-- START Text excerpt --

In sum, this paper reckons that Recital 71 of Article 22 does not constitute a legally binding right to explanation. However, safeguard measures indicated under Article 22(3) are not exhaustive and in principle, member states should be able to guarantee higher level of protection for its citizens provided that it conforms with EU legislation’s objectives thus, a 'right to obtain an explanation concerning algorithmic data processing' could be included as a safeguard by member states.
(iii) Right to explanation in the context of Articles 13-15.
Irrespective of the safeguards stated under Article 22 and Recital 73, according to this paper 'a right to explanation' could be derived from Articles 13(2)(f), 14(2)(g), and 15(1)(h). However, as a result of ambiguous language of the GDPR, it is not clear whether data controllers are obliged to provide 'meaningful information about the logic involved' or solely an explanation about 'the existence' of automated decision making. Again, even if it is accepted that controllers are obliged to provide 'meaningful information,' there is no consensus on if the explanation should be about system functionality of algorithm architecture solely or it should be an explanation regarding specific algorithm implementation which affected the decision.
Based on aforementioned uncertainties, Watcher has argued that, Article 15(1)(h) cannot provide an explanation for specific decisions but only for system functionality as the wording of Articles 13(2)(f), 14(2)(g), and 15(1)(h) is identical. Particularly by focusing on phrases' envisaged consequences' and 'existence' within mentioned articles, Watcher states that, by using the same wording for ex-ante notification duties and right to access, legislators intended to impose the same disclosure obligation on data controllers also with regards to the content of the information. According to Watcher, data controllers are obliged to foresee the possible consequences of their automated decision making systems and the usage of the phrase 'envisaged' in Article 13-15 limits their predictions to solely ex ante system functionality explanation. Moreover, by comparing the right to access under DPD and GDPR, Watcher concludes that usage of future-oriented wording, which was not included in the DPD regarding decision-making timeline, and identical terminology used both in articles regulating right to access and ex-ante notification duties in GDPR, legislators intended to limit the right of access concerning algorithmic decision making to solely system functionality explanations. Disappointingly, W29 also indicated that Article 15 is designed to ensure, 'a more general form of oversight, rather than a right to an explanation of a particular decision.' However, this approach of W29 has been found 'fatally damaging' to create 'a personalized ex-post 'right to explanation' from Article 15(h).

-- END Text excerpt --
-- START Given data --

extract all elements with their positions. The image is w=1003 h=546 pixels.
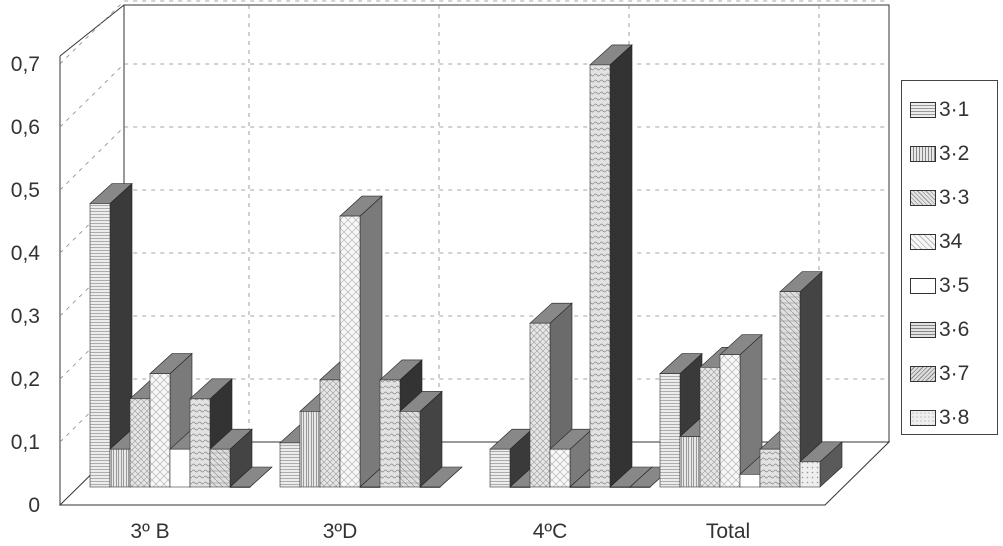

-- END Given data --

> _Brief 1_
List every article reference in the excerpt on the GDPR right to explanation that includes at least one subdivision in parentheses, giving each in the form the text uses.
> _Brief 2_
Extend the excerpt on the GDPR right to explanation, starting right after its last sentence.
The lines above are separate material from the excerpt on the GDPR right to explanation.

> _Expected answer 1_
Article 22(3), Article 13(2)(f), Article 14(2)(g), Article 15(1)(h), Article 15(h)

> _Expected answer 2_
Furthermore, usage of the same sentences should not mean that Article 13-14 and Article 15 have to contain the same explanation content. As an illustration, Article 13(1)(c) and 14(1)(c) refer "the purpose of the processing for which the personal data 'intended'" which could be considered future-oriented, while Article 15(1)(a) just mentions the 'purposes of the processing' without any specific indication concerning when in time.  Additionally, although 'envisaged consequences' could be interpreted as future-oriented, the existence of the logic 'involved' could also be considered as past-oriented. 
Moreover, even though, the wording of these Articles is identical, Article 13(2)(f) and 14(2)(g) impose a proactive obligation on data controllers to notify data subjects concerning automated processing activity details prior to start of the automated processing activity, whereas Article 15(1)(h) introduces the right to access, which can be exercised for the disclosure of the automated processing activity details at any time. Therefore, an ex-post explanation containing details such as rationale and circumstances concerning specific automated decisions could be provided to data subjects through Article 15 access rights.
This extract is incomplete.